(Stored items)
==========

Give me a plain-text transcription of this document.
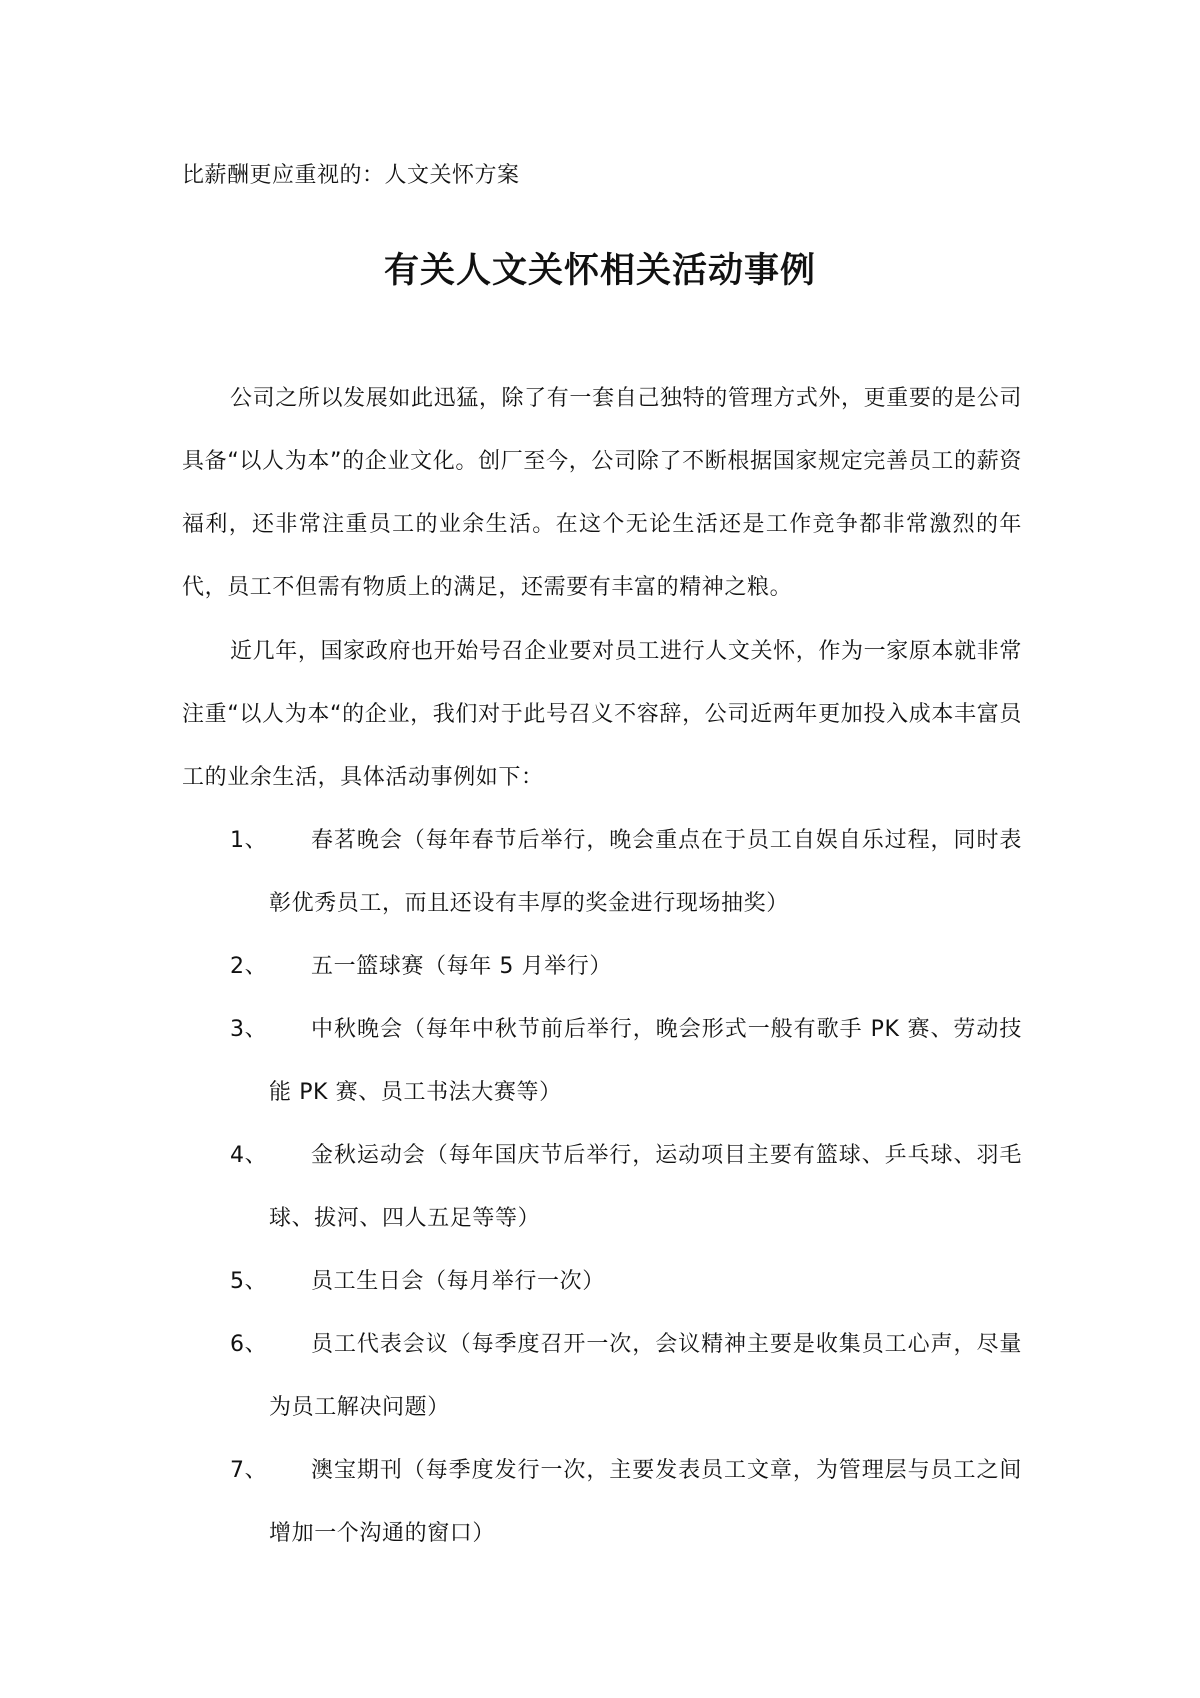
比薪酬更应重视的：人文关怀方案
有关人文关怀相关活动事例

公司之所以发展如此迅猛，除了有一套自己独特的管理方式外，更重要的是公司具备“以人为本”的企业文化。创厂至今，公司除了不断根据国家规定完善员工的薪资福利，还非常注重员工的业余生活。在这个无论生活还是工作竞争都非常激烈的年代，员工不但需有物质上的满足，还需要有丰富的精神之粮。

近几年，国家政府也开始号召企业要对员工进行人文关怀，作为一家原本就非常注重“以人为本“的企业，我们对于此号召义不容辞，公司近两年更加投入成本丰富员工的业余生活，具体活动事例如下：

1、	春茗晚会（每年春节后举行，晚会重点在于员工自娱自乐过程，同时表彰优秀员工，而且还设有丰厚的奖金进行现场抽奖）
2、	五一篮球赛（每年 5 月举行）
3、	中秋晚会（每年中秋节前后举行，晚会形式一般有歌手 PK 赛、劳动技能 PK 赛、员工书法大赛等）
4、	金秋运动会（每年国庆节后举行，运动项目主要有篮球、乒乓球、羽毛球、拔河、四人五足等等）
5、	员工生日会（每月举行一次）
6、	员工代表会议（每季度召开一次，会议精神主要是收集员工心声，尽量为员工解决问题）
7、	澳宝期刊（每季度发行一次，主要发表员工文章，为管理层与员工之间增加一个沟通的窗口）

==========

● **TASK INSTRUCTIONS**
Where a line of the records above holds the word "以人为本", copy that line.

● **ANSWER IN FULL**
公司之所以发展如此迅猛，除了有一套自己独特的管理方式外，更重要的是公司具备“以人为本”的企业文化。创厂至今，公司除了不断根据国家规定完善员工的薪资福利，还非常注重员工的业余生活。在这个无论生活还是工作竞争都非常激烈的年代，员工不但需有物质上的满足，还需要有丰富的精神之粮。
近几年，国家政府也开始号召企业要对员工进行人文关怀，作为一家原本就非常注重“以人为本“的企业，我们对于此号召义不容辞，公司近两年更加投入成本丰富员工的业余生活，具体活动事例如下：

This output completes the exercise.